Records from a data collection:
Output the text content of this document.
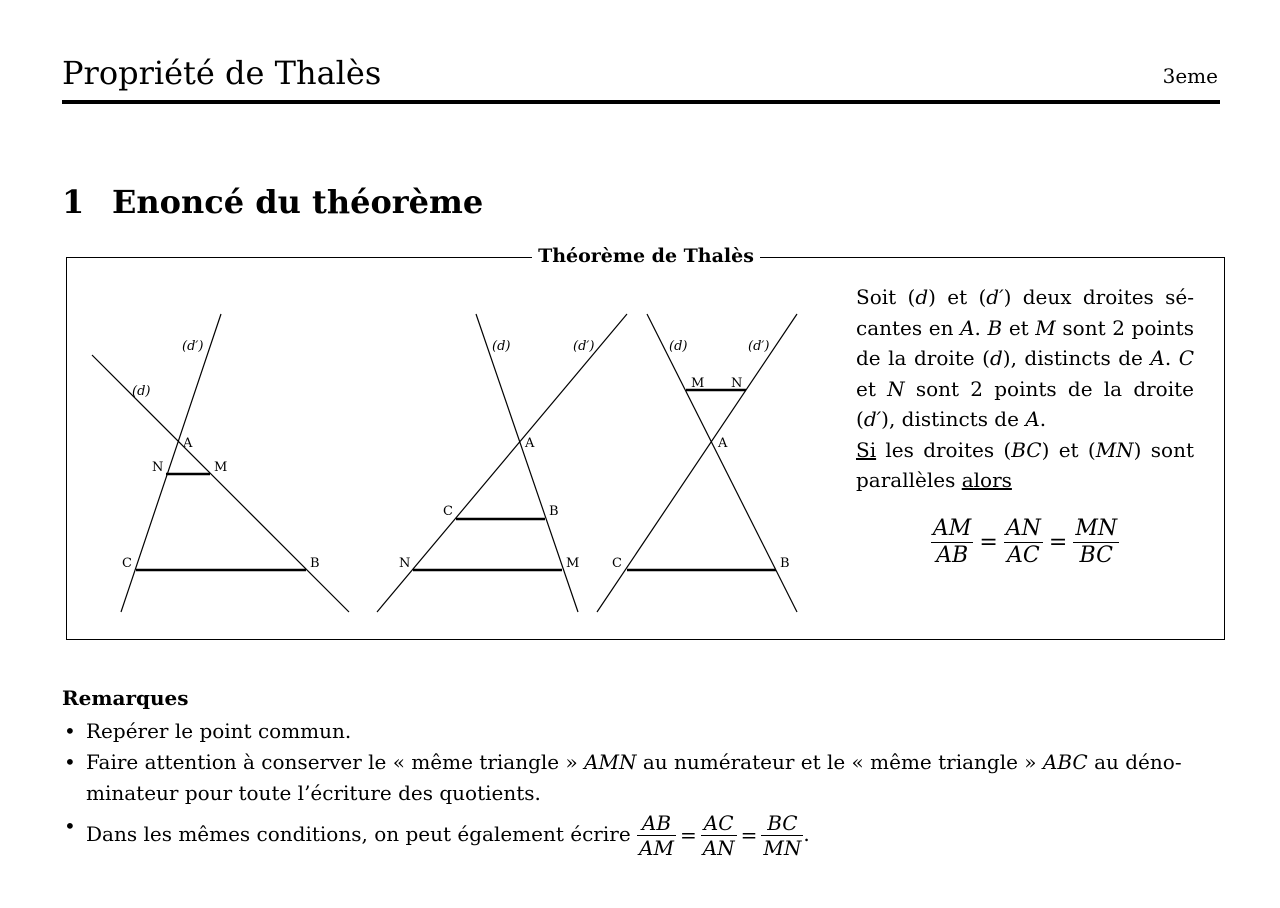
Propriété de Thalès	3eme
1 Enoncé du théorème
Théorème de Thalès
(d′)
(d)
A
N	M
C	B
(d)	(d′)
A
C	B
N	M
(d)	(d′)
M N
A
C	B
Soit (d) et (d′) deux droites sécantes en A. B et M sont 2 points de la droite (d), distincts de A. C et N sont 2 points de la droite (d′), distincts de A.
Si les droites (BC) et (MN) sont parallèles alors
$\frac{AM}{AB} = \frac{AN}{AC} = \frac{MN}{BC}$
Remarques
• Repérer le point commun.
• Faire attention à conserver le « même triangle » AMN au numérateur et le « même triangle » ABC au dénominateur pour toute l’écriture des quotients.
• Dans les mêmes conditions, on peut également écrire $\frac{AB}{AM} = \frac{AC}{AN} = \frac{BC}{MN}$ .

Direction:
All of the material above is to be copied exactly, except for its images.

Result for this exercise:
Output the text content of this document.
Propriété de Thalès	3eme
1 Enoncé du théorème
Théorème de Thalès
(d′)
(d)
A
N	M
C	B
(d)	(d′)
A
C	B
N	M
(d)	(d′)
M N
A
C	B
Soit (d) et (d′) deux droites sécantes en A. B et M sont 2 points de la droite (d), distincts de A. C et N sont 2 points de la droite (d′), distincts de A.
Si les droites (BC) et (MN) sont parallèles alors
$\frac{AM}{AB} = \frac{AN}{AC} = \frac{MN}{BC}$
Remarques
• Repérer le point commun.
• Faire attention à conserver le « même triangle » AMN au numérateur et le « même triangle » ABC au dénominateur pour toute l’écriture des quotients.
• Dans les mêmes conditions, on peut également écrire $\frac{AB}{AM} = \frac{AC}{AN} = \frac{BC}{MN}$ .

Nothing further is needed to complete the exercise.